▶ [Directions for this task] Restate every line of the material, word for word.

▶ [Input for this task]
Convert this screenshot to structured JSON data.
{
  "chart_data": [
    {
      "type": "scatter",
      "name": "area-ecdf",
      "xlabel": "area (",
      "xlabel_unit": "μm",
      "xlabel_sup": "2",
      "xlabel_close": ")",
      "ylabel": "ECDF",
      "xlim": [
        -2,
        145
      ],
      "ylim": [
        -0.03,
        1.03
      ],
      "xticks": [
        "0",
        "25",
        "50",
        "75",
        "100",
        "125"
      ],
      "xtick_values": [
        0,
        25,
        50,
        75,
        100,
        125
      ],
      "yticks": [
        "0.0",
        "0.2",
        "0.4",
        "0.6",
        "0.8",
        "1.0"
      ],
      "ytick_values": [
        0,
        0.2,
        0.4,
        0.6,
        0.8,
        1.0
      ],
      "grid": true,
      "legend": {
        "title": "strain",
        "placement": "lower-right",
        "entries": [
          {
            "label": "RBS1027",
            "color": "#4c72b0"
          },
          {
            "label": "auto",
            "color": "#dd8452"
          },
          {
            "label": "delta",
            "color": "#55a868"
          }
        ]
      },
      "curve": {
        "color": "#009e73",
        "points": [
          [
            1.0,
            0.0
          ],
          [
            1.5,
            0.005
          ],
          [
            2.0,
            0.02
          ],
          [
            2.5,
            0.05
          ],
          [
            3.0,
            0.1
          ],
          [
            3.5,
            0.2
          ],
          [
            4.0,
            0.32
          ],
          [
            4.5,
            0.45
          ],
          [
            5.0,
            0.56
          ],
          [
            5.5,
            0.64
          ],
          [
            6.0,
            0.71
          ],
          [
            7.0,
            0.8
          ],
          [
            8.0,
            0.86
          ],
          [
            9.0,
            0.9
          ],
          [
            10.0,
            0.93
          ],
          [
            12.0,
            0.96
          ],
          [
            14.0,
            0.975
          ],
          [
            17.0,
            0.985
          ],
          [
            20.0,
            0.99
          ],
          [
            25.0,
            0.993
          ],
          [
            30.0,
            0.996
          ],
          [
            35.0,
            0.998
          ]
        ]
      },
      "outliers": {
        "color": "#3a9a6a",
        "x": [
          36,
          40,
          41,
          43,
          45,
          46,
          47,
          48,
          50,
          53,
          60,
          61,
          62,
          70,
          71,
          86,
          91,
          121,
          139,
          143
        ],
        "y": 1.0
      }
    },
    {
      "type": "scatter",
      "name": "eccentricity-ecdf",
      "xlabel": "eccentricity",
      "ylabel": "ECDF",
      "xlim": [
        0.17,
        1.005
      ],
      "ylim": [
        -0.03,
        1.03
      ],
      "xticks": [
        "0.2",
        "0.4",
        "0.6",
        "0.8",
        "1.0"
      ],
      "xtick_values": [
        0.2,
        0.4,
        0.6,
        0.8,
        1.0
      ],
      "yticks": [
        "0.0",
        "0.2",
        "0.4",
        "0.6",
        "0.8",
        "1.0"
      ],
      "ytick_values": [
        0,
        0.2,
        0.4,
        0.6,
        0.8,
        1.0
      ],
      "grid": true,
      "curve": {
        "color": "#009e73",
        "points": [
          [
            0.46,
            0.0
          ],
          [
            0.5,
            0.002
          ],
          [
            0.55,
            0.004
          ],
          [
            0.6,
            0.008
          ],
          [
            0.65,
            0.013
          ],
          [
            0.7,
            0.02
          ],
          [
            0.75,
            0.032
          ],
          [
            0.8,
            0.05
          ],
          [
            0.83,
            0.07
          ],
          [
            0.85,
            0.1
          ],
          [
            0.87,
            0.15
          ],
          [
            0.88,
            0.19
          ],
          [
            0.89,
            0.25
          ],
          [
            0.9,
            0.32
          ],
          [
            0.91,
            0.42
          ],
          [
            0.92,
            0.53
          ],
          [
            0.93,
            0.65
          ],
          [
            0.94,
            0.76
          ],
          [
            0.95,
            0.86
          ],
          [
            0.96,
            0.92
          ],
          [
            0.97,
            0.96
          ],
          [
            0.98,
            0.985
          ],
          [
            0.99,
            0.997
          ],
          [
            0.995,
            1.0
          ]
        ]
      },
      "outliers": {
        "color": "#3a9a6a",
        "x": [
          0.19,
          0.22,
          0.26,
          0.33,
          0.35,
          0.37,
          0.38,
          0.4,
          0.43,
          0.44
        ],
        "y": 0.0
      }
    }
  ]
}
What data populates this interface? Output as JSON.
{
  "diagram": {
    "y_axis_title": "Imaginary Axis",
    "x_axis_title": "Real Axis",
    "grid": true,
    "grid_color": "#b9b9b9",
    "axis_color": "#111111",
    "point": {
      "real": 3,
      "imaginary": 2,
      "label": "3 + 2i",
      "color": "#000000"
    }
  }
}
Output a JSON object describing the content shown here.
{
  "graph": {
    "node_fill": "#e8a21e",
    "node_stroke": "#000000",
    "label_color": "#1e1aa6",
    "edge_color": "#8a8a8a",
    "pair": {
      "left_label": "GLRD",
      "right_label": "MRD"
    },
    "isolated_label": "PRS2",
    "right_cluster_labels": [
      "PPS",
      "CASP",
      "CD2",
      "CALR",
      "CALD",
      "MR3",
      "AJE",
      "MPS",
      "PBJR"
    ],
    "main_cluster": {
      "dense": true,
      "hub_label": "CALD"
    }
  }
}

▶ [Result of the exercise]
Convert this screenshot to structured JSON data.
{
  "chart_data": [
    {
      "type": "scatter",
      "name": "area-ecdf",
      "xlabel": "area (",
      "xlabel_unit": "μm",
      "xlabel_sup": "2",
      "xlabel_close": ")",
      "ylabel": "ECDF",
      "xlim": [
        -2,
        145
      ],
      "ylim": [
        -0.03,
        1.03
      ],
      "xticks": [
        "0",
        "25",
        "50",
        "75",
        "100",
        "125"
      ],
      "xtick_values": [
        0,
        25,
        50,
        75,
        100,
        125
      ],
      "yticks": [
        "0.0",
        "0.2",
        "0.4",
        "0.6",
        "0.8",
        "1.0"
      ],
      "ytick_values": [
        0,
        0.2,
        0.4,
        0.6,
        0.8,
        1.0
      ],
      "grid": true,
      "legend": {
        "title": "strain",
        "placement": "lower-right",
        "entries": [
          {
            "label": "RBS1027",
            "color": "#4c72b0"
          },
          {
            "label": "auto",
            "color": "#dd8452"
          },
          {
            "label": "delta",
            "color": "#55a868"
          }
        ]
      },
      "curve": {
        "color": "#009e73",
        "points": [
          [
            1.0,
            0.0
          ],
          [
            1.5,
            0.005
          ],
          [
            2.0,
            0.02
          ],
          [
            2.5,
            0.05
          ],
          [
            3.0,
            0.1
          ],
          [
            3.5,
            0.2
          ],
          [
            4.0,
            0.32
          ],
          [
            4.5,
            0.45
          ],
          [
            5.0,
            0.56
          ],
          [
            5.5,
            0.64
          ],
          [
            6.0,
            0.71
          ],
          [
            7.0,
            0.8
          ],
          [
            8.0,
            0.86
          ],
          [
            9.0,
            0.9
          ],
          [
            10.0,
            0.93
          ],
          [
            12.0,
            0.96
          ],
          [
            14.0,
            0.975
          ],
          [
            17.0,
            0.985
          ],
          [
            20.0,
            0.99
          ],
          [
            25.0,
            0.993
          ],
          [
            30.0,
            0.996
          ],
          [
            35.0,
            0.998
          ]
        ]
      },
      "outliers": {
        "color": "#3a9a6a",
        "x": [
          36,
          40,
          41,
          43,
          45,
          46,
          47,
          48,
          50,
          53,
          60,
          61,
          62,
          70,
          71,
          86,
          91,
          121,
          139,
          143
        ],
        "y": 1.0
      }
    },
    {
      "type": "scatter",
      "name": "eccentricity-ecdf",
      "xlabel": "eccentricity",
      "ylabel": "ECDF",
      "xlim": [
        0.17,
        1.005
      ],
      "ylim": [
        -0.03,
        1.03
      ],
      "xticks": [
        "0.2",
        "0.4",
        "0.6",
        "0.8",
        "1.0"
      ],
      "xtick_values": [
        0.2,
        0.4,
        0.6,
        0.8,
        1.0
      ],
      "yticks": [
        "0.0",
        "0.2",
        "0.4",
        "0.6",
        "0.8",
        "1.0"
      ],
      "ytick_values": [
        0,
        0.2,
        0.4,
        0.6,
        0.8,
        1.0
      ],
      "grid": true,
      "curve": {
        "color": "#009e73",
        "points": [
          [
            0.46,
            0.0
          ],
          [
            0.5,
            0.002
          ],
          [
            0.55,
            0.004
          ],
          [
            0.6,
            0.008
          ],
          [
            0.65,
            0.013
          ],
          [
            0.7,
            0.02
          ],
          [
            0.75,
            0.032
          ],
          [
            0.8,
            0.05
          ],
          [
            0.83,
            0.07
          ],
          [
            0.85,
            0.1
          ],
          [
            0.87,
            0.15
          ],
          [
            0.88,
            0.19
          ],
          [
            0.89,
            0.25
          ],
          [
            0.9,
            0.32
          ],
          [
            0.91,
            0.42
          ],
          [
            0.92,
            0.53
          ],
          [
            0.93,
            0.65
          ],
          [
            0.94,
            0.76
          ],
          [
            0.95,
            0.86
          ],
          [
            0.96,
            0.92
          ],
          [
            0.97,
            0.96
          ],
          [
            0.98,
            0.985
          ],
          [
            0.99,
            0.997
          ],
          [
            0.995,
            1.0
          ]
        ]
      },
      "outliers": {
        "color": "#3a9a6a",
        "x": [
          0.19,
          0.22,
          0.26,
          0.33,
          0.35,
          0.37,
          0.38,
          0.4,
          0.43,
          0.44
        ],
        "y": 0.0
      }
    }
  ]
}
What data populates this interface? Output as JSON.
{
  "diagram": {
    "y_axis_title": "Imaginary Axis",
    "x_axis_title": "Real Axis",
    "grid": true,
    "grid_color": "#b9b9b9",
    "axis_color": "#111111",
    "point": {
      "real": 3,
      "imaginary": 2,
      "label": "3 + 2i",
      "color": "#000000"
    }
  }
}
Output a JSON object describing the content shown here.
{
  "graph": {
    "node_fill": "#e8a21e",
    "node_stroke": "#000000",
    "label_color": "#1e1aa6",
    "edge_color": "#8a8a8a",
    "pair": {
      "left_label": "GLRD",
      "right_label": "MRD"
    },
    "isolated_label": "PRS2",
    "right_cluster_labels": [
      "PPS",
      "CASP",
      "CD2",
      "CALR",
      "CALD",
      "MR3",
      "AJE",
      "MPS",
      "PBJR"
    ],
    "main_cluster": {
      "dense": true,
      "hub_label": "CALD"
    }
  }
}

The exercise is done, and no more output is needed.